Your task. Find each line with the word "сносу" and copy it.

[Data entries]
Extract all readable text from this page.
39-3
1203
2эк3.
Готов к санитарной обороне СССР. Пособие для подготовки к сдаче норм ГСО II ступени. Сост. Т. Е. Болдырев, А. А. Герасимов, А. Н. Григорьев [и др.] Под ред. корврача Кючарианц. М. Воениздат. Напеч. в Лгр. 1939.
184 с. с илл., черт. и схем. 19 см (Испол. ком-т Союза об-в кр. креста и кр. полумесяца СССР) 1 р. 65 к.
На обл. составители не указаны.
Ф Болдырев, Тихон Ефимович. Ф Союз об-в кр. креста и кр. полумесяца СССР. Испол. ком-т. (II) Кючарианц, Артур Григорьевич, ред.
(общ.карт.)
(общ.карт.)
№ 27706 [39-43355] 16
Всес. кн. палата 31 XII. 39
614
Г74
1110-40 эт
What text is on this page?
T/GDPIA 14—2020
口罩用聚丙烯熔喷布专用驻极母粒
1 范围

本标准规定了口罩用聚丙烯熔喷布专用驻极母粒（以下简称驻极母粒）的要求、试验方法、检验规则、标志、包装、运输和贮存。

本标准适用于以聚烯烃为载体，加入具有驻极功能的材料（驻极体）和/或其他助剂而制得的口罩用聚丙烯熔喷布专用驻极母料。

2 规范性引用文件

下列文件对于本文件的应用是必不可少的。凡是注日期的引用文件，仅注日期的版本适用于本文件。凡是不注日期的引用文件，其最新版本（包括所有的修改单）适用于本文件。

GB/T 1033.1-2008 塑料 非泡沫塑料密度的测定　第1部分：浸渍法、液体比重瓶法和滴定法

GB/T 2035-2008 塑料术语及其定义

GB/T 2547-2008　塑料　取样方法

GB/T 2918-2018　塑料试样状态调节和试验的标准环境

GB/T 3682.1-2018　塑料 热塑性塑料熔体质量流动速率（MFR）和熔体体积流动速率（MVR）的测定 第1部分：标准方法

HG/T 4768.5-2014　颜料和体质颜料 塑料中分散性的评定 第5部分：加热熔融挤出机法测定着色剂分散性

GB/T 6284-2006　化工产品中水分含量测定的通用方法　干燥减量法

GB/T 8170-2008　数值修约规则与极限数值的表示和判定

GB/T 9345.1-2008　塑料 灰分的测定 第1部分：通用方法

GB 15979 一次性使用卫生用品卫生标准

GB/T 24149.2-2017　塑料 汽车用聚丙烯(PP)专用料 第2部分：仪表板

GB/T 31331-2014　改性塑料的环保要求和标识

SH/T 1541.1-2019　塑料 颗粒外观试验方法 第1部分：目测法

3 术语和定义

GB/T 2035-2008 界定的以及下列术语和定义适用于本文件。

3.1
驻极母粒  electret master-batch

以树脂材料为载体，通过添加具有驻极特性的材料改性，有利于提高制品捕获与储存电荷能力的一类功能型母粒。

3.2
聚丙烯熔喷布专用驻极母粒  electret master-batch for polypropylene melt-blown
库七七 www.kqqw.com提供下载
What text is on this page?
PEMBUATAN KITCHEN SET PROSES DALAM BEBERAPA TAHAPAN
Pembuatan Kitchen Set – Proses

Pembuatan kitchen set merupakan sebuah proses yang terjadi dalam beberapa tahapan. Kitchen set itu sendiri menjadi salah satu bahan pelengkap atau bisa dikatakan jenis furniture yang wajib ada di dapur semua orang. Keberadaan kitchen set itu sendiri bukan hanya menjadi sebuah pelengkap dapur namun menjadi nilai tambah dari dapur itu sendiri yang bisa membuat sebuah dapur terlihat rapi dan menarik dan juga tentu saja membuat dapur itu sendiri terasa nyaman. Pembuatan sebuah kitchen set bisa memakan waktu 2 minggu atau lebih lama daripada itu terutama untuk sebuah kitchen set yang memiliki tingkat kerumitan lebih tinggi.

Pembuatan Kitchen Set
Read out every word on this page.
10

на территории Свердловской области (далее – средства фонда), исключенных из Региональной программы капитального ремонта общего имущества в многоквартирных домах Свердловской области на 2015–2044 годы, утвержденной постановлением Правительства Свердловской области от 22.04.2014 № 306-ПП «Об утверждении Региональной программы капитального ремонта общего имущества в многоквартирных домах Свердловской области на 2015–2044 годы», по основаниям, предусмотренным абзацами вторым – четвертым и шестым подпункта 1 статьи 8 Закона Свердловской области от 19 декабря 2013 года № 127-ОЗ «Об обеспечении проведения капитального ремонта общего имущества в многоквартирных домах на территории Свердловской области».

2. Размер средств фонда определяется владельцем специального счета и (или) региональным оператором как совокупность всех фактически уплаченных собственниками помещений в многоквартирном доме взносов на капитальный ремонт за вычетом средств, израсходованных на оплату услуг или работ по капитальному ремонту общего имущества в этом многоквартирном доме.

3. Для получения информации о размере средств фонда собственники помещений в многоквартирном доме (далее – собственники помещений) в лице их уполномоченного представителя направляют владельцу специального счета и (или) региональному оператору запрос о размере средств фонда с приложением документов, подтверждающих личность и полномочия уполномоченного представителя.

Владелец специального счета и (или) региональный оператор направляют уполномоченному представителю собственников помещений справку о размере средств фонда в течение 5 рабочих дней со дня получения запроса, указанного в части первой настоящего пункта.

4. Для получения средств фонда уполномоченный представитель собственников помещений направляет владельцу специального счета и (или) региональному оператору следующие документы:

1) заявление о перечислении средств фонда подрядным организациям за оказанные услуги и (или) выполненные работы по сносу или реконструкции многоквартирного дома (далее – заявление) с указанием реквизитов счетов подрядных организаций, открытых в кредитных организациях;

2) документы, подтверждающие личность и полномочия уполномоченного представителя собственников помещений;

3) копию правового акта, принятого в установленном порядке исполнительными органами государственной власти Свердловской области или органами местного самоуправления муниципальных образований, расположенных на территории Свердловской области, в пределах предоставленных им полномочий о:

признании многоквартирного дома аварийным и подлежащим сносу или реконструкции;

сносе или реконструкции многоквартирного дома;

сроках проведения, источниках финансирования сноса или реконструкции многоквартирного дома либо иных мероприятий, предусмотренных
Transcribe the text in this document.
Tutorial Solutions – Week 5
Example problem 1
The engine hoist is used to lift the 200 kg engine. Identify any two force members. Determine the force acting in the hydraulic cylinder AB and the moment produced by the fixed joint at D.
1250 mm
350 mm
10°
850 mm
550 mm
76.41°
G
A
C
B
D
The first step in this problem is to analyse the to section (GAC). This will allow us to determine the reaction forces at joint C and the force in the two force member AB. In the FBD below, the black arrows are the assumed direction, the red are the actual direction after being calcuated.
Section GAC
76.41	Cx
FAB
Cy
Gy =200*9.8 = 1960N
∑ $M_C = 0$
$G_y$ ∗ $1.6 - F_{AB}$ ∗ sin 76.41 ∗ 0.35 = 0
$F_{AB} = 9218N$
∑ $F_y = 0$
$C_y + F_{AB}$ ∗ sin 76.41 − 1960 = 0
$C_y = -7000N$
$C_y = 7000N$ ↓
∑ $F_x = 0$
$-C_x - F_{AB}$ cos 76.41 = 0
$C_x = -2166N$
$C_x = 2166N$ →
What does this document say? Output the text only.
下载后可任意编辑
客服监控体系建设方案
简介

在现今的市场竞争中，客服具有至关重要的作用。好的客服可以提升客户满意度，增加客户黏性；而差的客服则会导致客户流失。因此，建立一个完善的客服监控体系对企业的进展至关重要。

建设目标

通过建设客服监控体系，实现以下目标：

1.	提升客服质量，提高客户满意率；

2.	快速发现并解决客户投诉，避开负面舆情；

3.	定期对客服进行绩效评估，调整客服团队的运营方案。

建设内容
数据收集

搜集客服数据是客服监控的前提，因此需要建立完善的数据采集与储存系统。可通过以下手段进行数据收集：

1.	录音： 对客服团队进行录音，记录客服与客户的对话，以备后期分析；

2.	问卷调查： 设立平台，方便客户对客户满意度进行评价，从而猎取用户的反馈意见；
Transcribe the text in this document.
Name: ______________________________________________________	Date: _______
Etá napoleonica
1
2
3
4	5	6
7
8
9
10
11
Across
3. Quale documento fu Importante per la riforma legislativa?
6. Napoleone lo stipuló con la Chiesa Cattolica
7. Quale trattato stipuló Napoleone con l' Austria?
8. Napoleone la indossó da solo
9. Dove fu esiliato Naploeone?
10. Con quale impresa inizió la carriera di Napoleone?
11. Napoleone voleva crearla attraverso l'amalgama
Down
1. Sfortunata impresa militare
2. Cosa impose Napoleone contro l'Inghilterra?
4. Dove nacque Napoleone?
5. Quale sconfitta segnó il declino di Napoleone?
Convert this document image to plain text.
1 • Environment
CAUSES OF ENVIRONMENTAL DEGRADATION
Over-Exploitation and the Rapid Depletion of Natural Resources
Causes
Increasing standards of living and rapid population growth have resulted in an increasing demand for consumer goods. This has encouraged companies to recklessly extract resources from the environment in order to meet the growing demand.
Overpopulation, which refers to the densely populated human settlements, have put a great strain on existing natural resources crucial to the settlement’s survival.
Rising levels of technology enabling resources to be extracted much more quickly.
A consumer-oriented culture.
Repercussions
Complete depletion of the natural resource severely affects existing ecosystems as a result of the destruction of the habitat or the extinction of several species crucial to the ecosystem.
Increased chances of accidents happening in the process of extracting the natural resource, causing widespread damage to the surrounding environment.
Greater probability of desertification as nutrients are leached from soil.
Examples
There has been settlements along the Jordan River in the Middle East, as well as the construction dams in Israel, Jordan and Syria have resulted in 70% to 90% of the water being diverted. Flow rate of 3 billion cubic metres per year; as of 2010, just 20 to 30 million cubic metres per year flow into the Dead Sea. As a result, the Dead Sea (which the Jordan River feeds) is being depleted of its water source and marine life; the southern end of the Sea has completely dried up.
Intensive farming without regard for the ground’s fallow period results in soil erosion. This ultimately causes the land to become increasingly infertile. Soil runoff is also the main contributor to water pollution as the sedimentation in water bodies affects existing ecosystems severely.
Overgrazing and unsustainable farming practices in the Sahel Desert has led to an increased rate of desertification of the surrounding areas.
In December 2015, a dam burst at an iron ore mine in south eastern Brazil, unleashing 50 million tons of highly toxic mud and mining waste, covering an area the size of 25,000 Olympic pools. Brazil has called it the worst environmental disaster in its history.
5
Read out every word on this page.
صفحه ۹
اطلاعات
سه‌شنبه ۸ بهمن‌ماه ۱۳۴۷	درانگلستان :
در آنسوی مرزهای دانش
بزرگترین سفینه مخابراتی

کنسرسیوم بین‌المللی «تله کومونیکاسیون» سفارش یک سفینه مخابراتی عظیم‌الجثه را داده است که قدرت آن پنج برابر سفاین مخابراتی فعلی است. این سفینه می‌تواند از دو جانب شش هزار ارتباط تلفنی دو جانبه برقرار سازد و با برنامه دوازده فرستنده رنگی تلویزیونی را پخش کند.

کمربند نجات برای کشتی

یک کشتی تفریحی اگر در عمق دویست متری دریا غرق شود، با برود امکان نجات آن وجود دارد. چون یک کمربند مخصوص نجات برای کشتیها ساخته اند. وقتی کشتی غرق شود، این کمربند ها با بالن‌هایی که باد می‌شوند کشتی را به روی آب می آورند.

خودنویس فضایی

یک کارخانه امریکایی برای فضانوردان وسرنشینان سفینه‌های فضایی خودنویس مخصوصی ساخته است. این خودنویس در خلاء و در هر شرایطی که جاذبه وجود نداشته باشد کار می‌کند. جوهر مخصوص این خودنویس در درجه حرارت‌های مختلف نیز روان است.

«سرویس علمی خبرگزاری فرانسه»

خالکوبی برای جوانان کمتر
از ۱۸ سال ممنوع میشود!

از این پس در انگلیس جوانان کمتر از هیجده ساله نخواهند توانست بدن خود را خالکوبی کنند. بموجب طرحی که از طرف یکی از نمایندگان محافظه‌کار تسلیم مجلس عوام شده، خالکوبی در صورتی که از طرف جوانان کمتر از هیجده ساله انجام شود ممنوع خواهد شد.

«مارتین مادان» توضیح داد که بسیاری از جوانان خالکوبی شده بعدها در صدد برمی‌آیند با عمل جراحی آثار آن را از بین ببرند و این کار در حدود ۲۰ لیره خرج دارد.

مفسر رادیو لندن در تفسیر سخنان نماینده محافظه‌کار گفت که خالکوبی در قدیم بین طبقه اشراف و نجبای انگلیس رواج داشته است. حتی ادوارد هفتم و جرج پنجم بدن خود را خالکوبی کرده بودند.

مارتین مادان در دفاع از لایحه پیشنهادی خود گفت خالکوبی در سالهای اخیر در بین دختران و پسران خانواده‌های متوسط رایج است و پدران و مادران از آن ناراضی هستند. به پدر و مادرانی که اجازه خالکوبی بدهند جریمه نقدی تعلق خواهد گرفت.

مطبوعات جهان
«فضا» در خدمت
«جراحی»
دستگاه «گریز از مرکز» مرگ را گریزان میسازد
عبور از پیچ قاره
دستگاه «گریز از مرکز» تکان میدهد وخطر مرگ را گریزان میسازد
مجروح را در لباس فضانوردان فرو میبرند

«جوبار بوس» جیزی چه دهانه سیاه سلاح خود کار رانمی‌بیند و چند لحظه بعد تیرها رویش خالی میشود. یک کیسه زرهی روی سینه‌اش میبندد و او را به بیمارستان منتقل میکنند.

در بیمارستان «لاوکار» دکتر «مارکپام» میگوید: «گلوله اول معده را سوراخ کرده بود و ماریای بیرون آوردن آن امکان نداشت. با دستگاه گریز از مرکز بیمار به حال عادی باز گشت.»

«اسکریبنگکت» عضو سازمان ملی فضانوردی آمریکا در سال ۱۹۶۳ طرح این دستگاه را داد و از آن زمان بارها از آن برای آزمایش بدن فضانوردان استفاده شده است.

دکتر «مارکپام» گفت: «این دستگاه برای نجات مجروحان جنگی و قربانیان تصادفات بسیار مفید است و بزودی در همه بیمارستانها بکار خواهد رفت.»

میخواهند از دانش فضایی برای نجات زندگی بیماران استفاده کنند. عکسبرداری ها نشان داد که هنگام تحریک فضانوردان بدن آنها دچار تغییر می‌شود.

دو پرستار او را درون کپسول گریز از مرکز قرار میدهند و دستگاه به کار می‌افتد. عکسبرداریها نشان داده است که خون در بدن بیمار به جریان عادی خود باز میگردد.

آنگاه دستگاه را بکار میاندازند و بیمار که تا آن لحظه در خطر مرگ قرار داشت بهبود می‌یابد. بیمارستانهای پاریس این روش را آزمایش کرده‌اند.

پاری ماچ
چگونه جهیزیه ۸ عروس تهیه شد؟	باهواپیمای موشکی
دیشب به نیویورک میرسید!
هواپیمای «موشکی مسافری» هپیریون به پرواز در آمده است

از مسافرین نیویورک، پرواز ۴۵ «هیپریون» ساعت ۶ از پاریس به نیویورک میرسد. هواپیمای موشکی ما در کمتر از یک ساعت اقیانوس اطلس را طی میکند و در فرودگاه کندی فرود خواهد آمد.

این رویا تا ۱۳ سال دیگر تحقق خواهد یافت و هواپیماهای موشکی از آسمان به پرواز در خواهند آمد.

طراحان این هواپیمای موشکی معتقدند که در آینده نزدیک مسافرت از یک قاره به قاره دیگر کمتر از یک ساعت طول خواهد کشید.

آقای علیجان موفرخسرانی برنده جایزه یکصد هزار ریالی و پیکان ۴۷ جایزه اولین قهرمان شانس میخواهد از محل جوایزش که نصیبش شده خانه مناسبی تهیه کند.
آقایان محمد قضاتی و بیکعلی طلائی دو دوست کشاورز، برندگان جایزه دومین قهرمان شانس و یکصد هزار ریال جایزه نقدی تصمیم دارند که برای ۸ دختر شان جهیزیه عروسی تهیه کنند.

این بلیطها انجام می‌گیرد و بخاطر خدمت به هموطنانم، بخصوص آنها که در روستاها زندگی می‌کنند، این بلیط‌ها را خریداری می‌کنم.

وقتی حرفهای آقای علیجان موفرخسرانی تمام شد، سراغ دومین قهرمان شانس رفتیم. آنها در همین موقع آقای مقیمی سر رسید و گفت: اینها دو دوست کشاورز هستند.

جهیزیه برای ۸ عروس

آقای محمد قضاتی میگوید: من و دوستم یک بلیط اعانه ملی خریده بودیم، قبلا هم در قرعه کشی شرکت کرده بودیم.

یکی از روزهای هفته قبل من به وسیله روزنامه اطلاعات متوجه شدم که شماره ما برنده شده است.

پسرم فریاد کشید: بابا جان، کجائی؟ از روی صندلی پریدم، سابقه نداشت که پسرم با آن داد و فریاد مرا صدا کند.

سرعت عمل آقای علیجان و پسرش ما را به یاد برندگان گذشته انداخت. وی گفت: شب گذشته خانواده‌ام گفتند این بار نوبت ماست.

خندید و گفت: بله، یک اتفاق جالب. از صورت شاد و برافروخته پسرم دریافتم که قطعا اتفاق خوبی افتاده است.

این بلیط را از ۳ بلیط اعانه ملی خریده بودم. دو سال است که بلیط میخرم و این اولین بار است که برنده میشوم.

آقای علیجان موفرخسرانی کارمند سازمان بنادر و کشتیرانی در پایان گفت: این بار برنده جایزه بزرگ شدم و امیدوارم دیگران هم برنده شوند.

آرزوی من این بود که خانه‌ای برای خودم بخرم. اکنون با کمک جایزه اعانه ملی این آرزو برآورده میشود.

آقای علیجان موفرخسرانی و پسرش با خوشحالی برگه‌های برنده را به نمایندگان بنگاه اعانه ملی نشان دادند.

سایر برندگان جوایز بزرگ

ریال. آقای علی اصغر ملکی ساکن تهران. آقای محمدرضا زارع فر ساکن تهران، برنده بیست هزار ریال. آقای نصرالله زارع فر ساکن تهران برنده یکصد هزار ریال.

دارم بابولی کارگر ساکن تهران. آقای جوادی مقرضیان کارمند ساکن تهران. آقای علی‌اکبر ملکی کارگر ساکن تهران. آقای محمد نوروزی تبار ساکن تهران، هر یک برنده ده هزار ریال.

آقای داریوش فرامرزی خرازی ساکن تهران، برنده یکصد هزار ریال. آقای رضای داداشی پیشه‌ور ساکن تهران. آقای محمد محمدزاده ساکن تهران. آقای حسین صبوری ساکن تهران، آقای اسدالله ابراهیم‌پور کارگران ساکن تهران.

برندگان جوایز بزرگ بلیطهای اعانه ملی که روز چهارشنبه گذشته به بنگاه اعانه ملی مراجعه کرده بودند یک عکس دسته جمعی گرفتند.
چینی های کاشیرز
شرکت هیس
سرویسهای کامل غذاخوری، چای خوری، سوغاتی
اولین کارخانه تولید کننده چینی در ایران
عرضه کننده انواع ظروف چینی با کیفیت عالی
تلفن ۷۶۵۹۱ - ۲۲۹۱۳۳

Answer to the task.
1) заявление о перечислении средств фонда подрядным организациям за оказанные услуги и (или) выполненные работы по сносу или реконструкции многоквартирного дома (далее – заявление) с указанием реквизитов счетов подрядных организаций, открытых в кредитных организациях;
признании многоквартирного дома аварийным и подлежащим сносу или реконструкции;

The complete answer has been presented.